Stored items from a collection
- - - - - - -
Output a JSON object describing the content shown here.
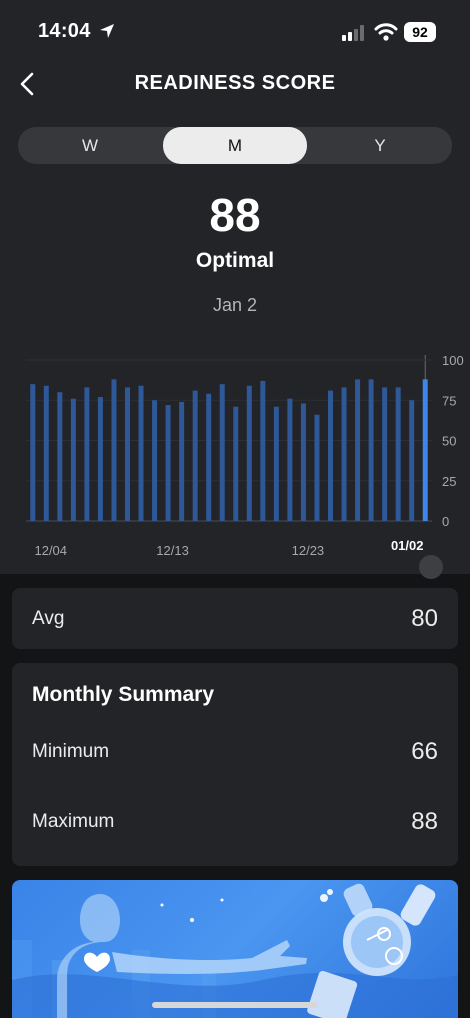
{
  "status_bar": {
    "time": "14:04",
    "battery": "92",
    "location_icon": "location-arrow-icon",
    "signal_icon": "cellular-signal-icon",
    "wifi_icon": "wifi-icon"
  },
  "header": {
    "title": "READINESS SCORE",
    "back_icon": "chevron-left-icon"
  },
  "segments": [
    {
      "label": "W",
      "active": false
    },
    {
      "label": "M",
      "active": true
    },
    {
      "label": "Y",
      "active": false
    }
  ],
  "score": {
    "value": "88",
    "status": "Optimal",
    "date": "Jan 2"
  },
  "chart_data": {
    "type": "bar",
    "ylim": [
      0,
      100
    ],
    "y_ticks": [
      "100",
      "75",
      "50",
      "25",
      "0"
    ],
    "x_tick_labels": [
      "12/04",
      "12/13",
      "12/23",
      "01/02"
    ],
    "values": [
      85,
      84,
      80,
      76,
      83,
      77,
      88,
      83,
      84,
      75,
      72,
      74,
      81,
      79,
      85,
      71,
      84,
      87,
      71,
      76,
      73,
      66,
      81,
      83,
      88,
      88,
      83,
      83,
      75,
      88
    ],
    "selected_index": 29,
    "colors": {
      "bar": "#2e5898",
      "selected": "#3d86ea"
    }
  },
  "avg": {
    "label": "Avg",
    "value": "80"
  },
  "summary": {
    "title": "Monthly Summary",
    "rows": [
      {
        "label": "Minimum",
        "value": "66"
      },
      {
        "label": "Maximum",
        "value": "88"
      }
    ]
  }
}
- - - - - - -
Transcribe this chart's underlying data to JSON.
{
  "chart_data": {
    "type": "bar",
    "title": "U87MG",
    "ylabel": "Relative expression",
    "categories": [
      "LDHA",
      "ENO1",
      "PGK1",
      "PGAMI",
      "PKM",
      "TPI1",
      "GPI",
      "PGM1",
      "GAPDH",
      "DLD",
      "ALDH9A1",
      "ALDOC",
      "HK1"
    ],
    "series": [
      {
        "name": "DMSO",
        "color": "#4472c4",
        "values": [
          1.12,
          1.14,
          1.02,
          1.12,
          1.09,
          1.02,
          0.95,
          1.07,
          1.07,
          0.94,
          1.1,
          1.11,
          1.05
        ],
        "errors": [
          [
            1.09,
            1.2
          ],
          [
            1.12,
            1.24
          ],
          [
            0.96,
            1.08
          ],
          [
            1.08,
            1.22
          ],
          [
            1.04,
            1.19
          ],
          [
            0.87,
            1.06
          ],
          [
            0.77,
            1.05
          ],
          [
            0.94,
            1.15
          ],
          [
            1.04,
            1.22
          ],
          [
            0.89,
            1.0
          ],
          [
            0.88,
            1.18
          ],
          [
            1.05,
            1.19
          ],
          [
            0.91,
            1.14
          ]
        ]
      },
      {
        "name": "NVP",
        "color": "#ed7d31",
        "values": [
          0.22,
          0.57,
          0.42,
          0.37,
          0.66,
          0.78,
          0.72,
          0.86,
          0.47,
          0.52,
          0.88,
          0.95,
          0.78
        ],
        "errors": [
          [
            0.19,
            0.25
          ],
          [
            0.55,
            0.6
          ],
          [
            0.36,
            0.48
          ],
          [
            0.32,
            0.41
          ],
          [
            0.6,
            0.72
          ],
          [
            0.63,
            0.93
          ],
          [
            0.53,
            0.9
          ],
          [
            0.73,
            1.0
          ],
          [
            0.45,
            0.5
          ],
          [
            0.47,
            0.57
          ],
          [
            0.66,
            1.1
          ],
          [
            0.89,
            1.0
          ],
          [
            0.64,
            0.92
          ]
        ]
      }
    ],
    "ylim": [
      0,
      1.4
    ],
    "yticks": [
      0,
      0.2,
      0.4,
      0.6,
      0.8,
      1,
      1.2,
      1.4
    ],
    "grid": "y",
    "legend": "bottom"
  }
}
- - - - - - -
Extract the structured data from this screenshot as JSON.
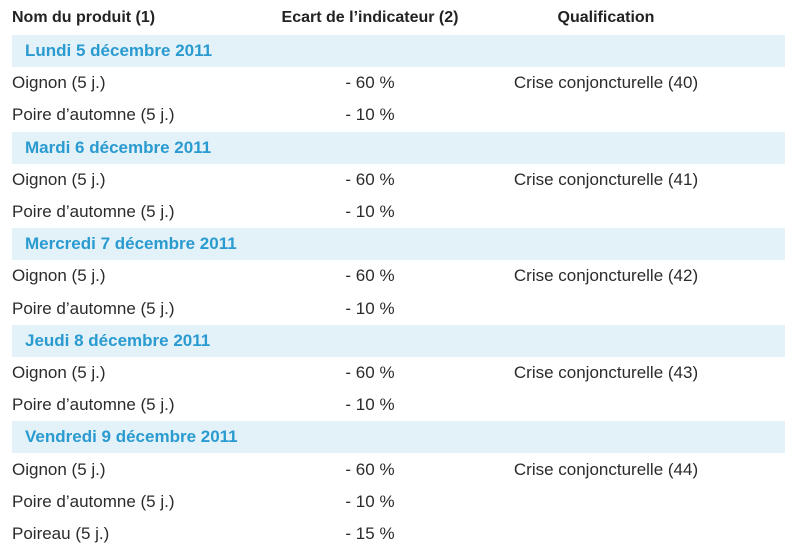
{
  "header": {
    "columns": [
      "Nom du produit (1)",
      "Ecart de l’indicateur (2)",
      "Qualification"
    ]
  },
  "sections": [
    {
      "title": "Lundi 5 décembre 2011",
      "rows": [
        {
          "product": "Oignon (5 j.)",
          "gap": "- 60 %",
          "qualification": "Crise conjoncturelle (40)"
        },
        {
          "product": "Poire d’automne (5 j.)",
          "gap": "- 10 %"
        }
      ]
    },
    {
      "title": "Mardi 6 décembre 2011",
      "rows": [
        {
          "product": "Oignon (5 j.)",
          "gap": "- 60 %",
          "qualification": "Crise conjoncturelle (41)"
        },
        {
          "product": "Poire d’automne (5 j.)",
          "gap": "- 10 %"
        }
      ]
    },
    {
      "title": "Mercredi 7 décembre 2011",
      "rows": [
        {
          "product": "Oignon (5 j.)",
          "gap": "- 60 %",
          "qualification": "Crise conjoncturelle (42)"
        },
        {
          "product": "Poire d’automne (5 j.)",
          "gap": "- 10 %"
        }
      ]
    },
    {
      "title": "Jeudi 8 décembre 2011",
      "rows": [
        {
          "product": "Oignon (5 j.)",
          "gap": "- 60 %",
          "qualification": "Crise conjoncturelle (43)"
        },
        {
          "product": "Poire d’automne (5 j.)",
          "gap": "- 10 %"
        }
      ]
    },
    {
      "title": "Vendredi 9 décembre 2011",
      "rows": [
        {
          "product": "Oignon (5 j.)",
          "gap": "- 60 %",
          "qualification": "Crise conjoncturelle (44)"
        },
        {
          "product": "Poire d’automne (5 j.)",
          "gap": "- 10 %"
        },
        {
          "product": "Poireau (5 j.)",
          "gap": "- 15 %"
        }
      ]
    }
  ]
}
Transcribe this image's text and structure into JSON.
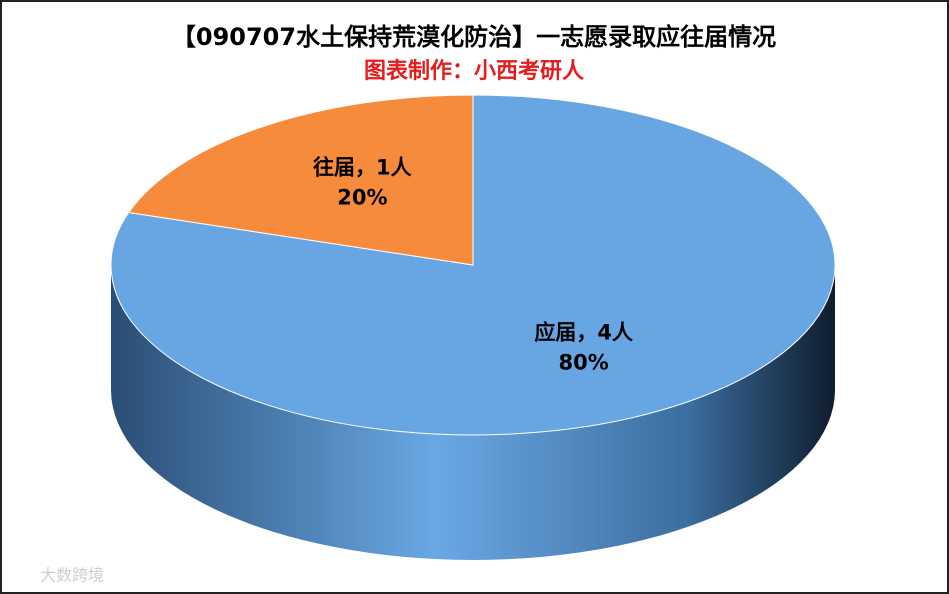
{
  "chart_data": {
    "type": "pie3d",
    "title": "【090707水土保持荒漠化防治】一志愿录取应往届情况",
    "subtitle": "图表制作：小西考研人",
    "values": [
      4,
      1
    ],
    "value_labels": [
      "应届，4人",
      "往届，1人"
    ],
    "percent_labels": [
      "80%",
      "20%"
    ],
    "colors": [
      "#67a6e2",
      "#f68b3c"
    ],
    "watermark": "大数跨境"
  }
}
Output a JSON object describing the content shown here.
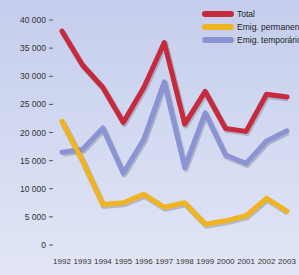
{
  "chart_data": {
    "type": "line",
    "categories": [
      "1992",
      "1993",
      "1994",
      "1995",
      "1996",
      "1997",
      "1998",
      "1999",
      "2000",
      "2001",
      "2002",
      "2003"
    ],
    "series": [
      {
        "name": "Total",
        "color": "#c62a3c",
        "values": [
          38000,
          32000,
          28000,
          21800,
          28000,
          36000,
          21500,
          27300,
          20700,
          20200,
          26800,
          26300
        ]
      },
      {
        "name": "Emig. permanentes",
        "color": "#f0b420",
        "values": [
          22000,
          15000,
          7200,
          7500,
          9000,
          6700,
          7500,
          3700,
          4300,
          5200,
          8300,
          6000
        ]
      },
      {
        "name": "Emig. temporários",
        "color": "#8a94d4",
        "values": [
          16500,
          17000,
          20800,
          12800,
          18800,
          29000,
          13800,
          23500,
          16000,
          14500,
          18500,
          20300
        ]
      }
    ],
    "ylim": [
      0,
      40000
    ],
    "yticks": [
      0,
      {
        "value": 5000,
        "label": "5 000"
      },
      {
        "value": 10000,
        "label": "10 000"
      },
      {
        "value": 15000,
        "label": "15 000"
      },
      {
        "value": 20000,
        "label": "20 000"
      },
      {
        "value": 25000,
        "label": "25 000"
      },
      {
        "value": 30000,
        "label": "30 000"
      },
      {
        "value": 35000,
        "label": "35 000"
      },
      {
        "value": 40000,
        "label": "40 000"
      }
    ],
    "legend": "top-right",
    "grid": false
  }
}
- - - - - - -
Of the lines above, how many include the word "this"? Reply with the number only.

OUTPUT:
3